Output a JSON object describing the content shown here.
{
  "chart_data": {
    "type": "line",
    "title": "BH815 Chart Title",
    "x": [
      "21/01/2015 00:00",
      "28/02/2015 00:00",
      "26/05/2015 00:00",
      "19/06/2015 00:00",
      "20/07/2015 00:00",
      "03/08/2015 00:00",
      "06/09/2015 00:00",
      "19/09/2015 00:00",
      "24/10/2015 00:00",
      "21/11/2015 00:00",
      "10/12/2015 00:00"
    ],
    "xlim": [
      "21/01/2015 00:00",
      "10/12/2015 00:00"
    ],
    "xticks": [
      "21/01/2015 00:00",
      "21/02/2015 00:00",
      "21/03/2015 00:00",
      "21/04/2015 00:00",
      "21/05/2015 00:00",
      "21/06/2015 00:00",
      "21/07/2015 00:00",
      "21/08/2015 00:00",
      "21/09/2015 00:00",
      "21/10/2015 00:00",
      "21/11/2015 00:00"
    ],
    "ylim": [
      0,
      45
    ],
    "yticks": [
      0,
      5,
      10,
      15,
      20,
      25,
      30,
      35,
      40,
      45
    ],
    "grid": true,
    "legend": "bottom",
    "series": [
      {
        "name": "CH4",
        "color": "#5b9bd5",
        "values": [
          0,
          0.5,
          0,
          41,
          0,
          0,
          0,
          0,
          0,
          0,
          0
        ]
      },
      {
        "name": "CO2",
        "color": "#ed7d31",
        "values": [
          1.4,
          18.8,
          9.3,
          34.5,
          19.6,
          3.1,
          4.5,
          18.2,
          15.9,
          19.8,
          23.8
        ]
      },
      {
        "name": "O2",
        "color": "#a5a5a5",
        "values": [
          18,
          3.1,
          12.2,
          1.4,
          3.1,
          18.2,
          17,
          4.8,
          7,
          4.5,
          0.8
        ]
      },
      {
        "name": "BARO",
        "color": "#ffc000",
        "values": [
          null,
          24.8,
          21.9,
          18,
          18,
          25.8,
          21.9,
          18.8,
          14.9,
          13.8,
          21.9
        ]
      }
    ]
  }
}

===

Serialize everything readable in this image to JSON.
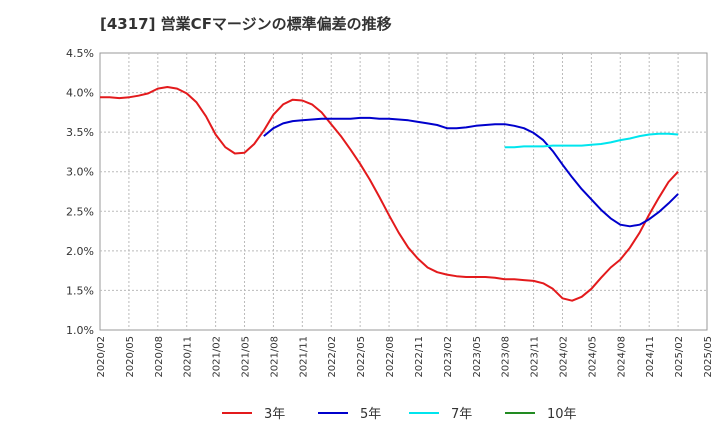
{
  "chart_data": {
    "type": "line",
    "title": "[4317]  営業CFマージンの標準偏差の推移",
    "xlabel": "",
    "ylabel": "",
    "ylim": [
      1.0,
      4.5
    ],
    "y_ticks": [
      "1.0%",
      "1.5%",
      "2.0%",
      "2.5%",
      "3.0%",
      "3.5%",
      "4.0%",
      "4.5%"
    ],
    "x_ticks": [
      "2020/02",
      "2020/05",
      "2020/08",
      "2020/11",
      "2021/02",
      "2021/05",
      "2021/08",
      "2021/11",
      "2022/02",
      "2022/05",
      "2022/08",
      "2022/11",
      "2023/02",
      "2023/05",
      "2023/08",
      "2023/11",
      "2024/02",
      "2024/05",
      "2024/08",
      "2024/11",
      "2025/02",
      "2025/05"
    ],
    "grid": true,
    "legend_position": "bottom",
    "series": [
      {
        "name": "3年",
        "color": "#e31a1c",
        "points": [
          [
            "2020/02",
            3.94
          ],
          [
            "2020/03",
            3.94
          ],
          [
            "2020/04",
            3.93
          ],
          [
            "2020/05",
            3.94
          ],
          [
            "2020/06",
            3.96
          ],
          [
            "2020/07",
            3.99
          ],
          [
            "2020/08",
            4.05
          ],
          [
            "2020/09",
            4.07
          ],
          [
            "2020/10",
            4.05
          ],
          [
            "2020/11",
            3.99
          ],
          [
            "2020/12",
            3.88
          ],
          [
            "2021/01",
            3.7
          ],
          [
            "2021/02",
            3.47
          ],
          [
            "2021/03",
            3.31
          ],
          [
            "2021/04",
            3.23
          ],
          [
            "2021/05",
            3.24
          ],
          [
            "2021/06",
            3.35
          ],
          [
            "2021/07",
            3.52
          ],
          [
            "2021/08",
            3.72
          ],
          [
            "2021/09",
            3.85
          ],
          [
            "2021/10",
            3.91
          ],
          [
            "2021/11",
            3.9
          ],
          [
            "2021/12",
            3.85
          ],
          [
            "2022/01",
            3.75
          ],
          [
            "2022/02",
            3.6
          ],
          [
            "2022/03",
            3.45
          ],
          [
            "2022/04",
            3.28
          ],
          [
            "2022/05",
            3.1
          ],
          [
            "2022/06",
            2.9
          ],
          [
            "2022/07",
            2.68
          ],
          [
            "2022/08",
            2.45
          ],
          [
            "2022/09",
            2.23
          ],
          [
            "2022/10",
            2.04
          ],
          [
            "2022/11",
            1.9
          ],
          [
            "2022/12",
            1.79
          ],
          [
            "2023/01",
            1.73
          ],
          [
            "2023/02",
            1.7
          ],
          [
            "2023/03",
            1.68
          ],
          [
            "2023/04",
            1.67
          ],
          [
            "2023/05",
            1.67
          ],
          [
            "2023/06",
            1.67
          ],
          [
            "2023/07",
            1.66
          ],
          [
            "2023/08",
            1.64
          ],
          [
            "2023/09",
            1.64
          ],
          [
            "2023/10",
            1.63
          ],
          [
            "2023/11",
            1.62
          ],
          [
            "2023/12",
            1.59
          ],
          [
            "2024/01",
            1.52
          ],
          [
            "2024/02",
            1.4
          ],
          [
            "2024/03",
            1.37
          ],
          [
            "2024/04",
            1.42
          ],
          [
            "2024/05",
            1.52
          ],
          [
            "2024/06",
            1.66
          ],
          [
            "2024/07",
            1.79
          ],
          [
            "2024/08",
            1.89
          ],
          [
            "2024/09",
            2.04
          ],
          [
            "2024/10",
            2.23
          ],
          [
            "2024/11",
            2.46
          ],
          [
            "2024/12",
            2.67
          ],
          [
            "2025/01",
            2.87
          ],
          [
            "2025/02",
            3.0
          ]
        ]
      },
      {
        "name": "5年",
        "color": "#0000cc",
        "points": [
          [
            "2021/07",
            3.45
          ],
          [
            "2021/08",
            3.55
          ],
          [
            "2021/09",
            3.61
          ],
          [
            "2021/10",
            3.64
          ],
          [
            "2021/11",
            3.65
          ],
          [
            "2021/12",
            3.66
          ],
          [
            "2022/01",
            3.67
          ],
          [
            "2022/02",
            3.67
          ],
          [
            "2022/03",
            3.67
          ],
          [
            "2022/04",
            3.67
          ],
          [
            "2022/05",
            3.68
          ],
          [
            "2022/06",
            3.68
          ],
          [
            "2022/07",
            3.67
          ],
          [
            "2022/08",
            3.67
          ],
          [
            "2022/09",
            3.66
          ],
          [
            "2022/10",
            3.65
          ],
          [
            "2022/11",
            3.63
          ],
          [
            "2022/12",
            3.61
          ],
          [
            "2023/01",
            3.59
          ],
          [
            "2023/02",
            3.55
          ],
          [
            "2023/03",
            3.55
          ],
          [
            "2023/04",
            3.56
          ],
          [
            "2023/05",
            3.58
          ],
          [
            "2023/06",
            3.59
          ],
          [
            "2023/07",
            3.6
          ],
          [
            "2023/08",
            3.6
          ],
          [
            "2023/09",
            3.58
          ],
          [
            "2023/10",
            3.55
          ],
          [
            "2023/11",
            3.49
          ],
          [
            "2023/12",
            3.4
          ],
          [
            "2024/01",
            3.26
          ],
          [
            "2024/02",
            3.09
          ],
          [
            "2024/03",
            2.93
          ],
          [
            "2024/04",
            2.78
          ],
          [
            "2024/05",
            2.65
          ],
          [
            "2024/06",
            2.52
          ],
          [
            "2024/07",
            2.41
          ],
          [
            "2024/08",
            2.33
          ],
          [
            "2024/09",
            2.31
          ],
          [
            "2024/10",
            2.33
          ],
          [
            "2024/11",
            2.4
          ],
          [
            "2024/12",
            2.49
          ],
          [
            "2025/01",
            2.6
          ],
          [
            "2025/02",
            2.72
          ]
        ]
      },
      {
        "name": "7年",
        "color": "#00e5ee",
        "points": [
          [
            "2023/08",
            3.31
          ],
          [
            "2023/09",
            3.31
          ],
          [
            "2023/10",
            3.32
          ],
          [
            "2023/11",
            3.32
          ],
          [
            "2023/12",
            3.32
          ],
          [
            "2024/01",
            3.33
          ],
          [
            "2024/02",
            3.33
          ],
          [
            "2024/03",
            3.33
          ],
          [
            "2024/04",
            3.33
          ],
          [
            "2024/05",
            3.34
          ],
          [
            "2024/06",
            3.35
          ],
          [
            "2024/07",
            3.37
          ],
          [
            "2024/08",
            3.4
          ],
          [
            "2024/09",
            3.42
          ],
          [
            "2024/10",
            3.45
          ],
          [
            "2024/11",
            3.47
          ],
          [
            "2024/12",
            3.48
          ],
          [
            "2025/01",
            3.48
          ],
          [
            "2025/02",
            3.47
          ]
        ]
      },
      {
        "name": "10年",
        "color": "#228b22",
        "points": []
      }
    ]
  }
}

===

Look through the data and gather every line with the string "color" in it.

        "color": "#5b9bd5",
        "color": "#ed7d31",
        "color": "#a5a5a5",
        "color": "#ffc000",
        "color": "#e31a1c",
        "color": "#0000cc",
        "color": "#00e5ee",
        "color": "#228b22",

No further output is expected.